§ **BRIEF**:
Each line of the listing must be transcribed exactly, except for the images, which should be excluded.
[start of DATA ROWS]
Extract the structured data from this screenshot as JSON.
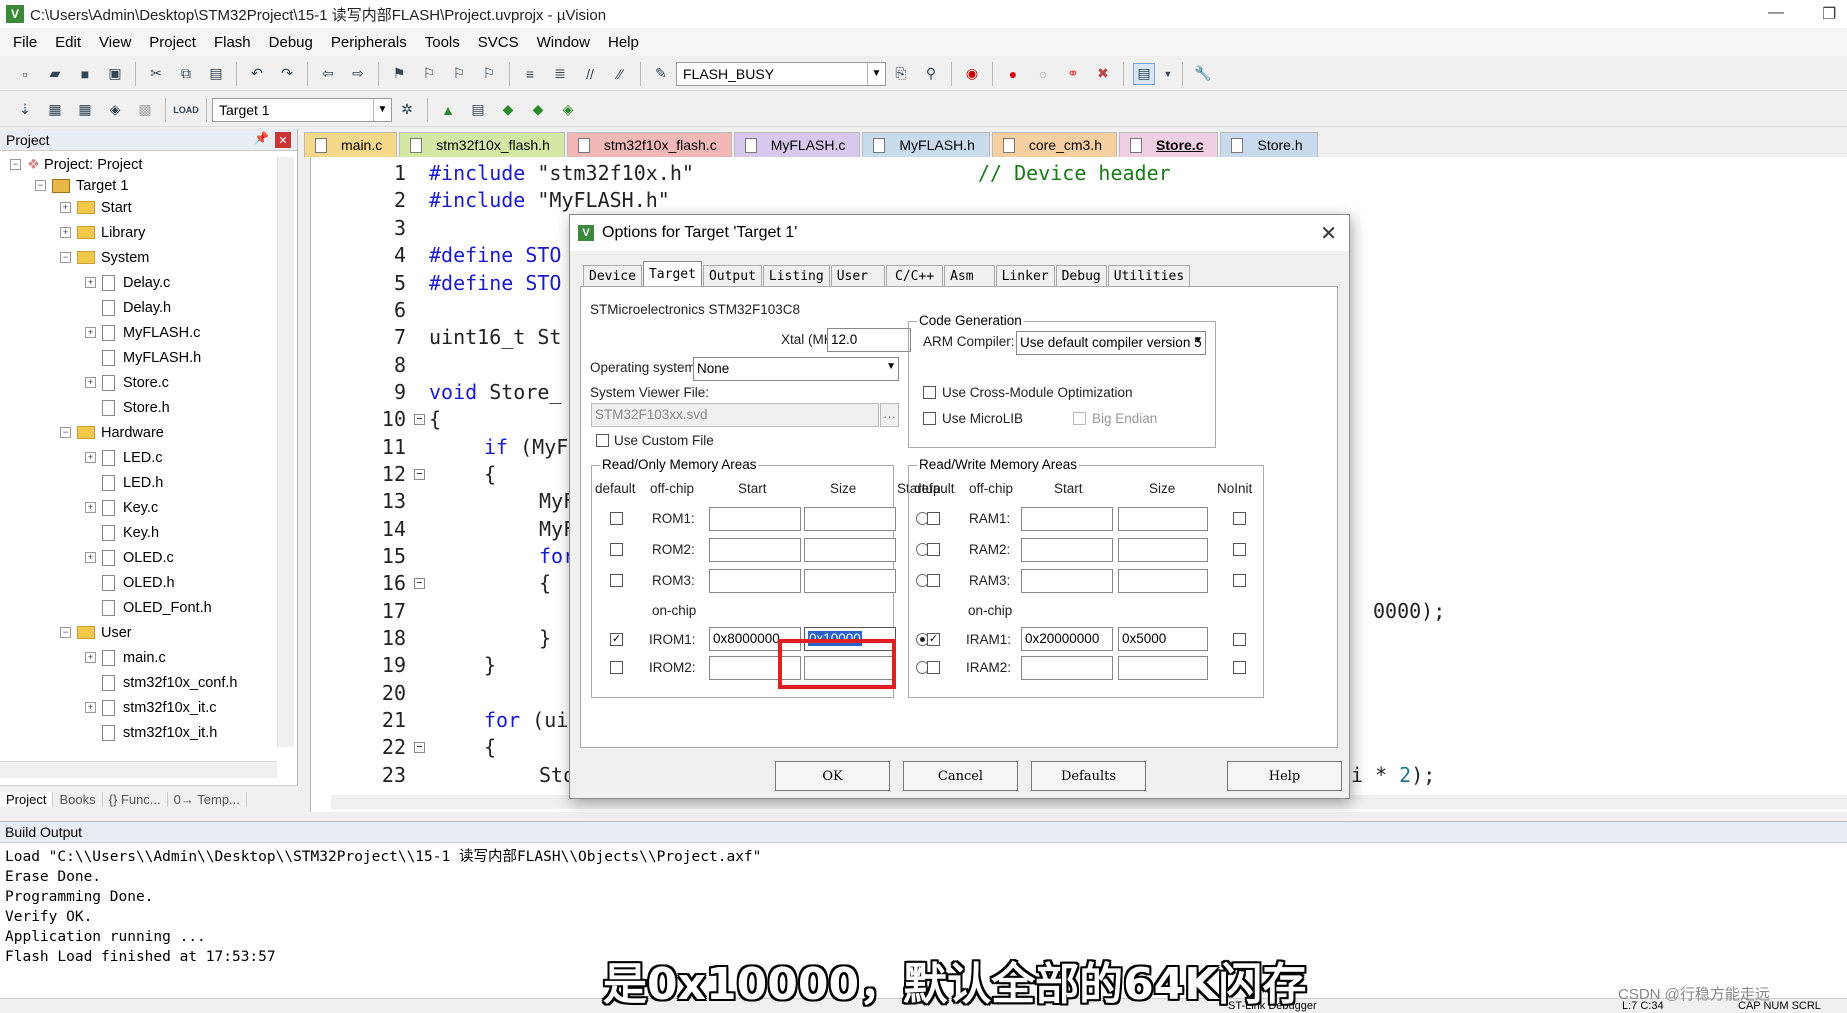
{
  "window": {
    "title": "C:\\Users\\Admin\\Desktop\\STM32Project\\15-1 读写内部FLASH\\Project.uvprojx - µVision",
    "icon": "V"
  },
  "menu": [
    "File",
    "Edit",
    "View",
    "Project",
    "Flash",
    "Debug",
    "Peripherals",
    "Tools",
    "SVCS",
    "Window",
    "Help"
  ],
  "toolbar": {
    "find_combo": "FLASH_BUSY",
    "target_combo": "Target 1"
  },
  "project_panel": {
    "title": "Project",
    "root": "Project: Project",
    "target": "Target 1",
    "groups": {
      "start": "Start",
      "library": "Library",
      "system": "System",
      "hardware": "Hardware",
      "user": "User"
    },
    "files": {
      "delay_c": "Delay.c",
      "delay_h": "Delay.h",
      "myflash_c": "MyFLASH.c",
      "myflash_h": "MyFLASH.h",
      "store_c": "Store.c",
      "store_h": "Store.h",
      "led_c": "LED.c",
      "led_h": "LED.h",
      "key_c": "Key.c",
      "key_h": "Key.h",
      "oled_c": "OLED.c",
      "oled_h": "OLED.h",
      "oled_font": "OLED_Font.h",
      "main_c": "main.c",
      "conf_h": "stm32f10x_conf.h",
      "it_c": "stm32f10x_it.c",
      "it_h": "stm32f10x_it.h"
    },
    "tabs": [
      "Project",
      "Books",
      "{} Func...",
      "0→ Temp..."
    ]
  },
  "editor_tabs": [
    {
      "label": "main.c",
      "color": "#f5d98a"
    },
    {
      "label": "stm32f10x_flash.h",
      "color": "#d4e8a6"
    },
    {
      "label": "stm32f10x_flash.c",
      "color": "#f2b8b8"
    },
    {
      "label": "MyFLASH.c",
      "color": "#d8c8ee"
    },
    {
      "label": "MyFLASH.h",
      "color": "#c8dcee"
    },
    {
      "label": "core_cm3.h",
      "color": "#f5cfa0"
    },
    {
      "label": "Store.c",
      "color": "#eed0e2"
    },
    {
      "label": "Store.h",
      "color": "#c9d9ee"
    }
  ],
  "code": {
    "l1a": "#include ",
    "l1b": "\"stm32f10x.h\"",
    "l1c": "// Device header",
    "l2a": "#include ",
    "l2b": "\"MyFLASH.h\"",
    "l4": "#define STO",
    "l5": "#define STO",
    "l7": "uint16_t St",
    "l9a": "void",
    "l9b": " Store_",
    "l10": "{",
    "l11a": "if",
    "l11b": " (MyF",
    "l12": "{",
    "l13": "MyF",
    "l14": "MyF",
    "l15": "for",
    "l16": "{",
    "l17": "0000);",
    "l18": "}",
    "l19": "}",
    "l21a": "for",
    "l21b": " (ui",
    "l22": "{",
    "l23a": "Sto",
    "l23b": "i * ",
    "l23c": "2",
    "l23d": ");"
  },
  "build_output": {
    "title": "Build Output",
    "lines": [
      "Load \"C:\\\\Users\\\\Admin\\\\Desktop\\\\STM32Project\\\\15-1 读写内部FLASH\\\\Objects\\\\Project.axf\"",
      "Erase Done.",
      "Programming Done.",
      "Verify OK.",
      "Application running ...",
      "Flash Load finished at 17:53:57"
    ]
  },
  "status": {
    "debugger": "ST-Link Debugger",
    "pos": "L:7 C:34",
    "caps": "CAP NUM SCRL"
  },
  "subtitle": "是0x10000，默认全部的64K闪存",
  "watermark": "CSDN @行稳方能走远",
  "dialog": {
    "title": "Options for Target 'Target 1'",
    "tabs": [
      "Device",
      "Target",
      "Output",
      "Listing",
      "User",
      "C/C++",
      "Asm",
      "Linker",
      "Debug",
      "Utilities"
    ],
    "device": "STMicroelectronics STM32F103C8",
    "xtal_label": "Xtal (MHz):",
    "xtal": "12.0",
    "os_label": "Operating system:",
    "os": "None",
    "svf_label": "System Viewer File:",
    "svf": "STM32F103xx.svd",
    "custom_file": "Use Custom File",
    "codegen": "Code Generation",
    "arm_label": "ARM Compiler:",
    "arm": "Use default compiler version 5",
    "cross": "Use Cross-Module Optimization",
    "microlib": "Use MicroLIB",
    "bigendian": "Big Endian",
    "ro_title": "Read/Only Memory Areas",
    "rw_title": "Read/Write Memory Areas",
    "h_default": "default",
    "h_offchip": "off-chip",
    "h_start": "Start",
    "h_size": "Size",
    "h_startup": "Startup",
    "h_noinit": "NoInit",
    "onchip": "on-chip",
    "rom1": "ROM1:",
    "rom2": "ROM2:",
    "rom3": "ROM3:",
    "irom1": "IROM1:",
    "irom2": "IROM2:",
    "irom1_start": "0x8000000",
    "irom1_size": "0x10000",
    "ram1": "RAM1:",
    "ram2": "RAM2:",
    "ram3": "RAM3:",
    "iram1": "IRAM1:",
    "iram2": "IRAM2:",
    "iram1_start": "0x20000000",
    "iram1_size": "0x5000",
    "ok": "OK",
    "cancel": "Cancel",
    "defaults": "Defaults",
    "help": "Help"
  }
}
[end of DATA ROWS]
§ **EXPECTED ANSWER**:
Extract the structured data from this screenshot as JSON.
{
  "window": {
    "title": "C:\\Users\\Admin\\Desktop\\STM32Project\\15-1 读写内部FLASH\\Project.uvprojx - µVision",
    "icon": "V"
  },
  "menu": [
    "File",
    "Edit",
    "View",
    "Project",
    "Flash",
    "Debug",
    "Peripherals",
    "Tools",
    "SVCS",
    "Window",
    "Help"
  ],
  "toolbar": {
    "find_combo": "FLASH_BUSY",
    "target_combo": "Target 1"
  },
  "project_panel": {
    "title": "Project",
    "root": "Project: Project",
    "target": "Target 1",
    "groups": {
      "start": "Start",
      "library": "Library",
      "system": "System",
      "hardware": "Hardware",
      "user": "User"
    },
    "files": {
      "delay_c": "Delay.c",
      "delay_h": "Delay.h",
      "myflash_c": "MyFLASH.c",
      "myflash_h": "MyFLASH.h",
      "store_c": "Store.c",
      "store_h": "Store.h",
      "led_c": "LED.c",
      "led_h": "LED.h",
      "key_c": "Key.c",
      "key_h": "Key.h",
      "oled_c": "OLED.c",
      "oled_h": "OLED.h",
      "oled_font": "OLED_Font.h",
      "main_c": "main.c",
      "conf_h": "stm32f10x_conf.h",
      "it_c": "stm32f10x_it.c",
      "it_h": "stm32f10x_it.h"
    },
    "tabs": [
      "Project",
      "Books",
      "{} Func...",
      "0→ Temp..."
    ]
  },
  "editor_tabs": [
    {
      "label": "main.c",
      "color": "#f5d98a"
    },
    {
      "label": "stm32f10x_flash.h",
      "color": "#d4e8a6"
    },
    {
      "label": "stm32f10x_flash.c",
      "color": "#f2b8b8"
    },
    {
      "label": "MyFLASH.c",
      "color": "#d8c8ee"
    },
    {
      "label": "MyFLASH.h",
      "color": "#c8dcee"
    },
    {
      "label": "core_cm3.h",
      "color": "#f5cfa0"
    },
    {
      "label": "Store.c",
      "color": "#eed0e2"
    },
    {
      "label": "Store.h",
      "color": "#c9d9ee"
    }
  ],
  "code": {
    "l1a": "#include ",
    "l1b": "\"stm32f10x.h\"",
    "l1c": "// Device header",
    "l2a": "#include ",
    "l2b": "\"MyFLASH.h\"",
    "l4": "#define STO",
    "l5": "#define STO",
    "l7": "uint16_t St",
    "l9a": "void",
    "l9b": " Store_",
    "l10": "{",
    "l11a": "if",
    "l11b": " (MyF",
    "l12": "{",
    "l13": "MyF",
    "l14": "MyF",
    "l15": "for",
    "l16": "{",
    "l17": "0000);",
    "l18": "}",
    "l19": "}",
    "l21a": "for",
    "l21b": " (ui",
    "l22": "{",
    "l23a": "Sto",
    "l23b": "i * ",
    "l23c": "2",
    "l23d": ");"
  },
  "build_output": {
    "title": "Build Output",
    "lines": [
      "Load \"C:\\\\Users\\\\Admin\\\\Desktop\\\\STM32Project\\\\15-1 读写内部FLASH\\\\Objects\\\\Project.axf\"",
      "Erase Done.",
      "Programming Done.",
      "Verify OK.",
      "Application running ...",
      "Flash Load finished at 17:53:57"
    ]
  },
  "status": {
    "debugger": "ST-Link Debugger",
    "pos": "L:7 C:34",
    "caps": "CAP NUM SCRL"
  },
  "subtitle": "是0x10000，默认全部的64K闪存",
  "watermark": "CSDN @行稳方能走远",
  "dialog": {
    "title": "Options for Target 'Target 1'",
    "tabs": [
      "Device",
      "Target",
      "Output",
      "Listing",
      "User",
      "C/C++",
      "Asm",
      "Linker",
      "Debug",
      "Utilities"
    ],
    "device": "STMicroelectronics STM32F103C8",
    "xtal_label": "Xtal (MHz):",
    "xtal": "12.0",
    "os_label": "Operating system:",
    "os": "None",
    "svf_label": "System Viewer File:",
    "svf": "STM32F103xx.svd",
    "custom_file": "Use Custom File",
    "codegen": "Code Generation",
    "arm_label": "ARM Compiler:",
    "arm": "Use default compiler version 5",
    "cross": "Use Cross-Module Optimization",
    "microlib": "Use MicroLIB",
    "bigendian": "Big Endian",
    "ro_title": "Read/Only Memory Areas",
    "rw_title": "Read/Write Memory Areas",
    "h_default": "default",
    "h_offchip": "off-chip",
    "h_start": "Start",
    "h_size": "Size",
    "h_startup": "Startup",
    "h_noinit": "NoInit",
    "onchip": "on-chip",
    "rom1": "ROM1:",
    "rom2": "ROM2:",
    "rom3": "ROM3:",
    "irom1": "IROM1:",
    "irom2": "IROM2:",
    "irom1_start": "0x8000000",
    "irom1_size": "0x10000",
    "ram1": "RAM1:",
    "ram2": "RAM2:",
    "ram3": "RAM3:",
    "iram1": "IRAM1:",
    "iram2": "IRAM2:",
    "iram1_start": "0x20000000",
    "iram1_size": "0x5000",
    "ok": "OK",
    "cancel": "Cancel",
    "defaults": "Defaults",
    "help": "Help"
  }
}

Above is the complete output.